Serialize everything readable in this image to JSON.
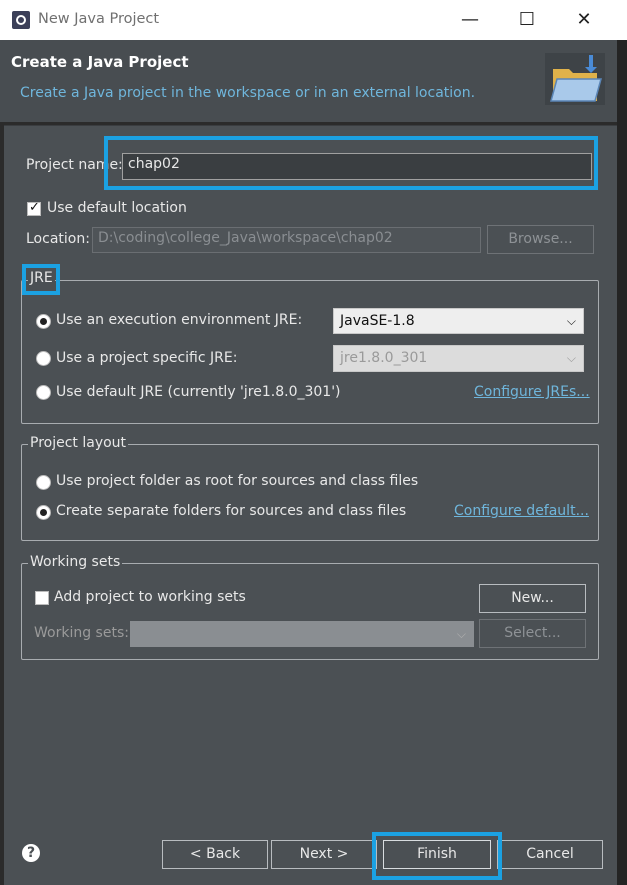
{
  "window": {
    "title": "New Java Project"
  },
  "header": {
    "title": "Create a Java Project",
    "description": "Create a Java project in the workspace or in an external location."
  },
  "project": {
    "name_label": "Project name:",
    "name_value": "chap02",
    "default_location_label": "Use default location",
    "default_location_checked": true,
    "location_label": "Location:",
    "location_value": "D:\\coding\\college_Java\\workspace\\chap02",
    "browse_label": "Browse..."
  },
  "jre": {
    "legend": "JRE",
    "options": [
      {
        "label": "Use an execution environment JRE:",
        "selected": true,
        "combo": "JavaSE-1.8"
      },
      {
        "label": "Use a project specific JRE:",
        "selected": false,
        "combo": "jre1.8.0_301"
      },
      {
        "label": "Use default JRE (currently 'jre1.8.0_301')",
        "selected": false
      }
    ],
    "configure_link": "Configure JREs..."
  },
  "layout": {
    "legend": "Project layout",
    "options": [
      {
        "label": "Use project folder as root for sources and class files",
        "selected": false
      },
      {
        "label": "Create separate folders for sources and class files",
        "selected": true
      }
    ],
    "configure_link": "Configure default..."
  },
  "working_sets": {
    "legend": "Working sets",
    "add_label": "Add project to working sets",
    "add_checked": false,
    "new_button": "New...",
    "sets_label": "Working sets:",
    "sets_value": "",
    "select_button": "Select..."
  },
  "footer": {
    "back": "< Back",
    "next": "Next >",
    "finish": "Finish",
    "cancel": "Cancel"
  },
  "colors": {
    "accent": "#1ba1e2",
    "link": "#6fb6dc",
    "background": "#4b5054"
  }
}
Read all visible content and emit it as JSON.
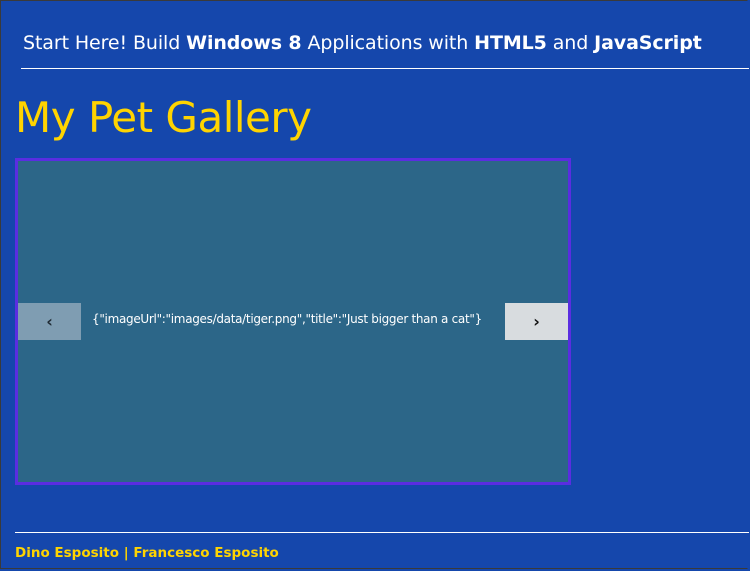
{
  "header": {
    "part1": "Start Here! Build ",
    "bold1": "Windows 8",
    "part2": " Applications with ",
    "bold2": "HTML5",
    "part3": " and ",
    "bold3": "JavaScript"
  },
  "page": {
    "title": "My Pet Gallery"
  },
  "gallery": {
    "prev_glyph": "‹",
    "next_glyph": "›",
    "current_item_text": "{\"imageUrl\":\"images/data/tiger.png\",\"title\":\"Just bigger than a cat\"}"
  },
  "footer": {
    "authors": "Dino Esposito | Francesco Esposito"
  },
  "colors": {
    "background": "#1547ac",
    "title": "#ffd400",
    "flipview_bg": "#2c6688",
    "flipview_border": "#5a2de1"
  },
  "icons": {
    "prev": "chevron-left-icon",
    "next": "chevron-right-icon"
  }
}
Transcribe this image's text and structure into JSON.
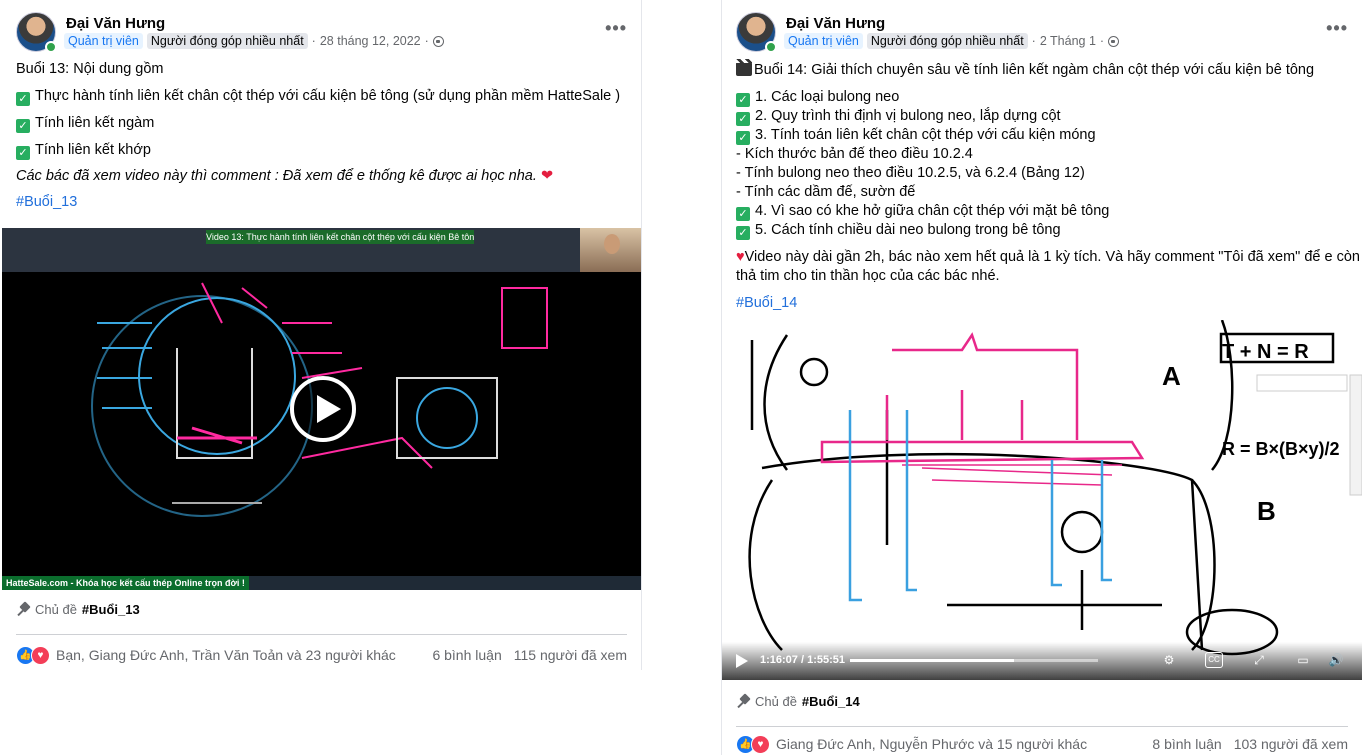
{
  "posts": [
    {
      "author": "Đại Văn Hưng",
      "badge_admin": "Quản trị viên",
      "badge_contributor": "Người đóng góp nhiều nhất",
      "date": "28 tháng 12, 2022",
      "lines": {
        "title": "Buổi 13: Nội dung gồm",
        "item1": "Thực hành tính liên kết chân cột thép với cấu kiện bê tông (sử dụng phần mềm HatteSale )",
        "item2": "Tính liên kết ngàm",
        "item3": "Tính liên kết khớp",
        "note": "Các bác đã xem video này thì comment : Đã xem để e thống kê được ai học nha.",
        "hashtag": "#Buổi_13"
      },
      "video": {
        "banner": "Video 13: Thực hành tính liên kết chân cột thép với cấu kiện Bê tông",
        "footer": "HatteSale.com - Khóa học kết cấu thép Online trọn đời !"
      },
      "topic_label": "Chủ đề",
      "topic": "#Buổi_13",
      "reactions_names": "Bạn, Giang Đức Anh, Trần Văn Toản và 23 người khác",
      "comments": "6 bình luận",
      "views": "115 người đã xem"
    },
    {
      "author": "Đại Văn Hưng",
      "badge_admin": "Quản trị viên",
      "badge_contributor": "Người đóng góp nhiều nhất",
      "date": "2 Tháng 1",
      "lines": {
        "title": "Buổi 14: Giải thích chuyên sâu về tính liên kết ngàm chân cột thép với cấu kiện bê tông",
        "item1": "1. Các loại bulong neo",
        "item2": "2. Quy trình thi định vị bulong neo, lắp dựng cột",
        "item3": "3. Tính toán liên kết chân cột thép với cấu kiện móng",
        "sub1": "- Kích thước bản đế theo điều 10.2.4",
        "sub2": "- Tính bulong neo theo điều 10.2.5, và 6.2.4 (Bảng 12)",
        "sub3": "- Tính các dầm đế, sườn đế",
        "item4": "4. Vì sao có khe hở giữa chân cột thép với mặt bê tông",
        "item5": "5. Cách tính chiều dài neo bulong trong bê tông",
        "note1": "Video này dài gần 2h, bác nào xem hết quả là 1 kỳ tích. Và hãy comment \"Tôi đã xem\" để e còn",
        "note2": "thả tim cho tin thần học của các bác nhé.",
        "hashtag": "#Buổi_14"
      },
      "video": {
        "time": "1:16:07 / 1:55:51",
        "progress": 0.66
      },
      "topic_label": "Chủ đề",
      "topic": "#Buổi_14",
      "reactions_names": "Giang Đức Anh, Nguyễn Phước và 15 người khác",
      "comments": "8 bình luận",
      "views": "103 người đã xem"
    }
  ],
  "icons": {
    "more": "more-horizontal-icon",
    "globe": "globe-icon",
    "check": "check-box-icon",
    "pin": "pin-icon",
    "like": "like-reaction-icon",
    "love": "love-reaction-icon"
  },
  "colors": {
    "link": "#216fdb",
    "like": "#1877f2",
    "love": "#f33e58",
    "check": "#27ae60"
  }
}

+ + + +

Stated goal — Check each line above for the string "selected", then copy the ones that have it.

Task result —
        "selected": true,
        "selected": false,
        "selected": false
        "selected": false
        "selected": true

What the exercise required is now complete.